What is being asked
Where a line holds the word "change", copy that line.

Data shown
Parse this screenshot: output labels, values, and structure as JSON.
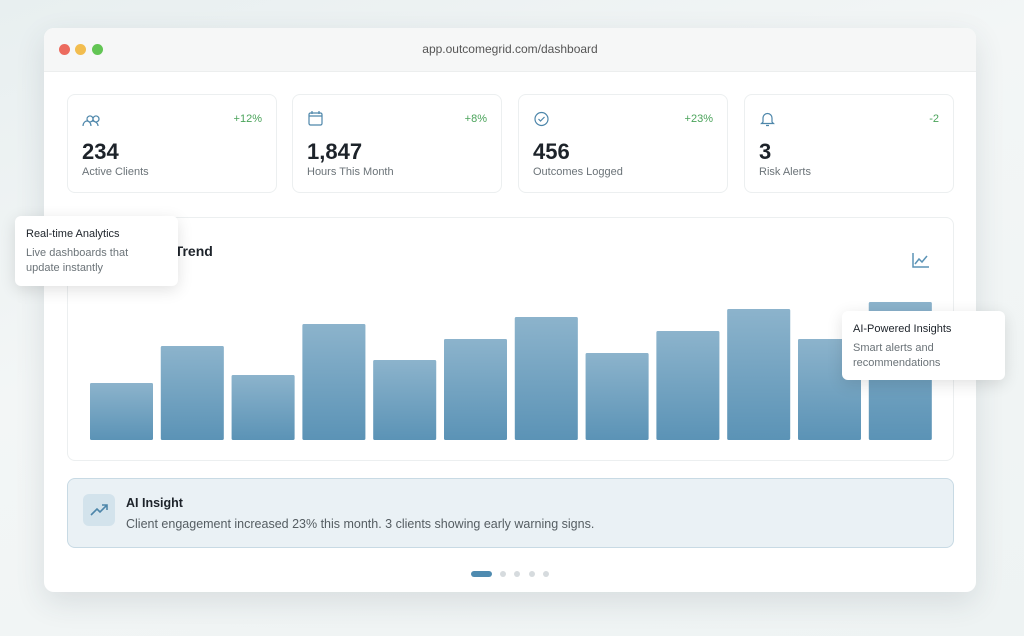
{
  "window": {
    "url": "app.outcomegrid.com/dashboard"
  },
  "stats": [
    {
      "change": "+12%",
      "value": "234",
      "label": "Active Clients"
    },
    {
      "change": "+8%",
      "value": "1,847",
      "label": "Hours This Month"
    },
    {
      "change": "+23%",
      "value": "456",
      "label": "Outcomes Logged"
    },
    {
      "change": "-2",
      "value": "3",
      "label": "Risk Alerts"
    }
  ],
  "chart_data": {
    "type": "bar",
    "title": "s Trend",
    "values": [
      57,
      94,
      65,
      116,
      80,
      101,
      123,
      87,
      109,
      131,
      101,
      138
    ],
    "color": "#5b93b6"
  },
  "tooltips": [
    {
      "title": "Real-time Analytics",
      "text": "Live dashboards that update instantly"
    },
    {
      "title": "AI-Powered Insights",
      "text": "Smart alerts and recommendations"
    }
  ],
  "insight": {
    "title": "AI Insight",
    "text": "Client engagement increased 23% this month. 3 clients showing early warning signs."
  }
}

Solution below
      "change": "+12%",
      "change": "+8%",
      "change": "+23%",
      "change": "-2",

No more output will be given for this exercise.